• **Task to carry out**:
The entries below are to be repeated exactly as they stand.

• **Supplied material**:
====================

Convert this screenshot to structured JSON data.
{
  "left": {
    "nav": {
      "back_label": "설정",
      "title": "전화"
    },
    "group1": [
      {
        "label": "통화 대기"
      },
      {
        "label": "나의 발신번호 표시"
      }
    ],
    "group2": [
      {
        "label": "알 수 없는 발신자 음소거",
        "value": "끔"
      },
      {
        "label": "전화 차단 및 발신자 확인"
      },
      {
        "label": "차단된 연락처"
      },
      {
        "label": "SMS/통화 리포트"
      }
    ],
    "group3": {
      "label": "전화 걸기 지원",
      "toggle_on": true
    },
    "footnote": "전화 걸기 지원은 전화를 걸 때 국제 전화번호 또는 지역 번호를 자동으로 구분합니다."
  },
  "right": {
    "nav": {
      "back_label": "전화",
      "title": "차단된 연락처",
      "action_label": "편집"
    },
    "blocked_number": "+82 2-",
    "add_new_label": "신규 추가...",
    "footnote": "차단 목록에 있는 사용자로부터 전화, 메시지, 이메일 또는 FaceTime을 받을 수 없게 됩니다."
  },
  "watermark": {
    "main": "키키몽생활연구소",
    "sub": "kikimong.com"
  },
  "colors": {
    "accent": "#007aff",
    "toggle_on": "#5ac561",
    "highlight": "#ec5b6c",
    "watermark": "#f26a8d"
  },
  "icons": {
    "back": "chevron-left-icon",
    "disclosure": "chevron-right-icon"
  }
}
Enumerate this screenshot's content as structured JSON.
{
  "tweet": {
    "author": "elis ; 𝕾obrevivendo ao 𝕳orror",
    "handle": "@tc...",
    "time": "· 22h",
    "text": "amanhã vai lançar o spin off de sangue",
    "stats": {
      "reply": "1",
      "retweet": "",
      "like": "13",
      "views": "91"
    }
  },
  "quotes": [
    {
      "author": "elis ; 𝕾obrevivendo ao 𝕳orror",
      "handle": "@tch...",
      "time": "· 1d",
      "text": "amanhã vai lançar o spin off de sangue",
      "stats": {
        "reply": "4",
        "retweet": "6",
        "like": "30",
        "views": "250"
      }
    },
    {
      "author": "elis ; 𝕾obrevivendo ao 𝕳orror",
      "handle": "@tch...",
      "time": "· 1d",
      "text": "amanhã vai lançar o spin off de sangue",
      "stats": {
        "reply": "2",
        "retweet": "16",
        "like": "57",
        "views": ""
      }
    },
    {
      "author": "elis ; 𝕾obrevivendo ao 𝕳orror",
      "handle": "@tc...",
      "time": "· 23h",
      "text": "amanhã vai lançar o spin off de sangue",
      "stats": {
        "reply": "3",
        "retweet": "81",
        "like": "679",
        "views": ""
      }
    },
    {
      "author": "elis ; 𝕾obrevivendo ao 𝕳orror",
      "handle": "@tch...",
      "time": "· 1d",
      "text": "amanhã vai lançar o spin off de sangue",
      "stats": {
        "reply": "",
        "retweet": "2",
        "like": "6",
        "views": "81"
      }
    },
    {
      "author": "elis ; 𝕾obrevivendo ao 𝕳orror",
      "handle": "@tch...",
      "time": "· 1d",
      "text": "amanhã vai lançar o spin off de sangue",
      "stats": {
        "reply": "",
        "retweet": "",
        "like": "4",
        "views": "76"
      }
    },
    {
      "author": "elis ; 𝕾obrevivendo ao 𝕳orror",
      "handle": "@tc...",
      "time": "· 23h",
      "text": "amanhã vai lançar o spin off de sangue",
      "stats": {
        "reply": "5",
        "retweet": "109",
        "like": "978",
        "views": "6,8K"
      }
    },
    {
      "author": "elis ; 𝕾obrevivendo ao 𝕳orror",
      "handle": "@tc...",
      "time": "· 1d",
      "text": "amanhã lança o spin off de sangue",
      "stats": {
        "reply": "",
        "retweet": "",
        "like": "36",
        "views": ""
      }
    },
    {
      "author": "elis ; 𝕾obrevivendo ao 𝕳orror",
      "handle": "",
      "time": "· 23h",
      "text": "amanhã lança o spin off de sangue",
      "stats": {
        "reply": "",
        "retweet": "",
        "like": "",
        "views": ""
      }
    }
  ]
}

====================

• **Output of the task**:
Convert this screenshot to structured JSON data.
{
  "left": {
    "nav": {
      "back_label": "설정",
      "title": "전화"
    },
    "group1": [
      {
        "label": "통화 대기"
      },
      {
        "label": "나의 발신번호 표시"
      }
    ],
    "group2": [
      {
        "label": "알 수 없는 발신자 음소거",
        "value": "끔"
      },
      {
        "label": "전화 차단 및 발신자 확인"
      },
      {
        "label": "차단된 연락처"
      },
      {
        "label": "SMS/통화 리포트"
      }
    ],
    "group3": {
      "label": "전화 걸기 지원",
      "toggle_on": true
    },
    "footnote": "전화 걸기 지원은 전화를 걸 때 국제 전화번호 또는 지역 번호를 자동으로 구분합니다."
  },
  "right": {
    "nav": {
      "back_label": "전화",
      "title": "차단된 연락처",
      "action_label": "편집"
    },
    "blocked_number": "+82 2-",
    "add_new_label": "신규 추가...",
    "footnote": "차단 목록에 있는 사용자로부터 전화, 메시지, 이메일 또는 FaceTime을 받을 수 없게 됩니다."
  },
  "watermark": {
    "main": "키키몽생활연구소",
    "sub": "kikimong.com"
  },
  "colors": {
    "accent": "#007aff",
    "toggle_on": "#5ac561",
    "highlight": "#ec5b6c",
    "watermark": "#f26a8d"
  },
  "icons": {
    "back": "chevron-left-icon",
    "disclosure": "chevron-right-icon"
  }
}
Enumerate this screenshot's content as structured JSON.
{
  "tweet": {
    "author": "elis ; 𝕾obrevivendo ao 𝕳orror",
    "handle": "@tc...",
    "time": "· 22h",
    "text": "amanhã vai lançar o spin off de sangue",
    "stats": {
      "reply": "1",
      "retweet": "",
      "like": "13",
      "views": "91"
    }
  },
  "quotes": [
    {
      "author": "elis ; 𝕾obrevivendo ao 𝕳orror",
      "handle": "@tch...",
      "time": "· 1d",
      "text": "amanhã vai lançar o spin off de sangue",
      "stats": {
        "reply": "4",
        "retweet": "6",
        "like": "30",
        "views": "250"
      }
    },
    {
      "author": "elis ; 𝕾obrevivendo ao 𝕳orror",
      "handle": "@tch...",
      "time": "· 1d",
      "text": "amanhã vai lançar o spin off de sangue",
      "stats": {
        "reply": "2",
        "retweet": "16",
        "like": "57",
        "views": ""
      }
    },
    {
      "author": "elis ; 𝕾obrevivendo ao 𝕳orror",
      "handle": "@tc...",
      "time": "· 23h",
      "text": "amanhã vai lançar o spin off de sangue",
      "stats": {
        "reply": "3",
        "retweet": "81",
        "like": "679",
        "views": ""
      }
    },
    {
      "author": "elis ; 𝕾obrevivendo ao 𝕳orror",
      "handle": "@tch...",
      "time": "· 1d",
      "text": "amanhã vai lançar o spin off de sangue",
      "stats": {
        "reply": "",
        "retweet": "2",
        "like": "6",
        "views": "81"
      }
    },
    {
      "author": "elis ; 𝕾obrevivendo ao 𝕳orror",
      "handle": "@tch...",
      "time": "· 1d",
      "text": "amanhã vai lançar o spin off de sangue",
      "stats": {
        "reply": "",
        "retweet": "",
        "like": "4",
        "views": "76"
      }
    },
    {
      "author": "elis ; 𝕾obrevivendo ao 𝕳orror",
      "handle": "@tc...",
      "time": "· 23h",
      "text": "amanhã vai lançar o spin off de sangue",
      "stats": {
        "reply": "5",
        "retweet": "109",
        "like": "978",
        "views": "6,8K"
      }
    },
    {
      "author": "elis ; 𝕾obrevivendo ao 𝕳orror",
      "handle": "@tc...",
      "time": "· 1d",
      "text": "amanhã lança o spin off de sangue",
      "stats": {
        "reply": "",
        "retweet": "",
        "like": "36",
        "views": ""
      }
    },
    {
      "author": "elis ; 𝕾obrevivendo ao 𝕳orror",
      "handle": "",
      "time": "· 23h",
      "text": "amanhã lança o spin off de sangue",
      "stats": {
        "reply": "",
        "retweet": "",
        "like": "",
        "views": ""
      }
    }
  ]
}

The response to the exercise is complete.